Written problem> Reproduce each record exactly.

(Figure contents as structured data)
________

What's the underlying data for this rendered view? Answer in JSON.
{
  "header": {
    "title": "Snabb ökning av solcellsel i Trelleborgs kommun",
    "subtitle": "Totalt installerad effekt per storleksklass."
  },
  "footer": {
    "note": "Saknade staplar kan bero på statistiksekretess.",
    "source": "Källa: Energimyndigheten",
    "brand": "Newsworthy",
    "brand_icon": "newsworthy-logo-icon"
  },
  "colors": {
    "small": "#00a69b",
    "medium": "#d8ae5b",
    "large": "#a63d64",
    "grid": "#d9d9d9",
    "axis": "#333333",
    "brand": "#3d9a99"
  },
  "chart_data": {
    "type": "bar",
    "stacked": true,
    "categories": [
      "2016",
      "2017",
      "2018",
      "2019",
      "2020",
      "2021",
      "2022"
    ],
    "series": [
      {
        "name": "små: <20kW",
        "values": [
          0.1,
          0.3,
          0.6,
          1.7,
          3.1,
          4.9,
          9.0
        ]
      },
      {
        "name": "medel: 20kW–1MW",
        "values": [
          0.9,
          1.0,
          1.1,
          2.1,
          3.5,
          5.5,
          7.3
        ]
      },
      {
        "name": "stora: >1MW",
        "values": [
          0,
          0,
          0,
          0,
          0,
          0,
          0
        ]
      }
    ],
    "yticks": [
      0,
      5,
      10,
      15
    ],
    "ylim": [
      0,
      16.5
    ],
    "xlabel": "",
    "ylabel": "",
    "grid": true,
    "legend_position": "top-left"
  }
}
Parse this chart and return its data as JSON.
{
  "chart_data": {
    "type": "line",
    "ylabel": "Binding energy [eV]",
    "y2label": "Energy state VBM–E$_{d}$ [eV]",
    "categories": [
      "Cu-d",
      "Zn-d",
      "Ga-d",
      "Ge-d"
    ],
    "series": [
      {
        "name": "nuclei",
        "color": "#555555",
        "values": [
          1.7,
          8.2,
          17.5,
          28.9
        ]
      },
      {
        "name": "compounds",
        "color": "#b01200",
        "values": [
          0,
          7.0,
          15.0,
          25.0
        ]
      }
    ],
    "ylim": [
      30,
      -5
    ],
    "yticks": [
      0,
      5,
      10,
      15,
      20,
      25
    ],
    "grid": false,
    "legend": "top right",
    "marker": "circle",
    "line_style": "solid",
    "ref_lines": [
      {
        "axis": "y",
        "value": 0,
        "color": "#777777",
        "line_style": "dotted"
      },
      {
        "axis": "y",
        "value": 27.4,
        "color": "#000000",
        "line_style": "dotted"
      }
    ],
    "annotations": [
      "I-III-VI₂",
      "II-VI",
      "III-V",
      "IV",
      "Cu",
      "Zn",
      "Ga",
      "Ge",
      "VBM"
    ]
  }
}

________

Result of the exercise>
What's the underlying data for this rendered view? Answer in JSON.
{
  "header": {
    "title": "Snabb ökning av solcellsel i Trelleborgs kommun",
    "subtitle": "Totalt installerad effekt per storleksklass."
  },
  "footer": {
    "note": "Saknade staplar kan bero på statistiksekretess.",
    "source": "Källa: Energimyndigheten",
    "brand": "Newsworthy",
    "brand_icon": "newsworthy-logo-icon"
  },
  "colors": {
    "small": "#00a69b",
    "medium": "#d8ae5b",
    "large": "#a63d64",
    "grid": "#d9d9d9",
    "axis": "#333333",
    "brand": "#3d9a99"
  },
  "chart_data": {
    "type": "bar",
    "stacked": true,
    "categories": [
      "2016",
      "2017",
      "2018",
      "2019",
      "2020",
      "2021",
      "2022"
    ],
    "series": [
      {
        "name": "små: <20kW",
        "values": [
          0.1,
          0.3,
          0.6,
          1.7,
          3.1,
          4.9,
          9.0
        ]
      },
      {
        "name": "medel: 20kW–1MW",
        "values": [
          0.9,
          1.0,
          1.1,
          2.1,
          3.5,
          5.5,
          7.3
        ]
      },
      {
        "name": "stora: >1MW",
        "values": [
          0,
          0,
          0,
          0,
          0,
          0,
          0
        ]
      }
    ],
    "yticks": [
      0,
      5,
      10,
      15
    ],
    "ylim": [
      0,
      16.5
    ],
    "xlabel": "",
    "ylabel": "",
    "grid": true,
    "legend_position": "top-left"
  }
}
Parse this chart and return its data as JSON.
{
  "chart_data": {
    "type": "line",
    "ylabel": "Binding energy [eV]",
    "y2label": "Energy state VBM–E$_{d}$ [eV]",
    "categories": [
      "Cu-d",
      "Zn-d",
      "Ga-d",
      "Ge-d"
    ],
    "series": [
      {
        "name": "nuclei",
        "color": "#555555",
        "values": [
          1.7,
          8.2,
          17.5,
          28.9
        ]
      },
      {
        "name": "compounds",
        "color": "#b01200",
        "values": [
          0,
          7.0,
          15.0,
          25.0
        ]
      }
    ],
    "ylim": [
      30,
      -5
    ],
    "yticks": [
      0,
      5,
      10,
      15,
      20,
      25
    ],
    "grid": false,
    "legend": "top right",
    "marker": "circle",
    "line_style": "solid",
    "ref_lines": [
      {
        "axis": "y",
        "value": 0,
        "color": "#777777",
        "line_style": "dotted"
      },
      {
        "axis": "y",
        "value": 27.4,
        "color": "#000000",
        "line_style": "dotted"
      }
    ],
    "annotations": [
      "I-III-VI₂",
      "II-VI",
      "III-V",
      "IV",
      "Cu",
      "Zn",
      "Ga",
      "Ge",
      "VBM"
    ]
  }
}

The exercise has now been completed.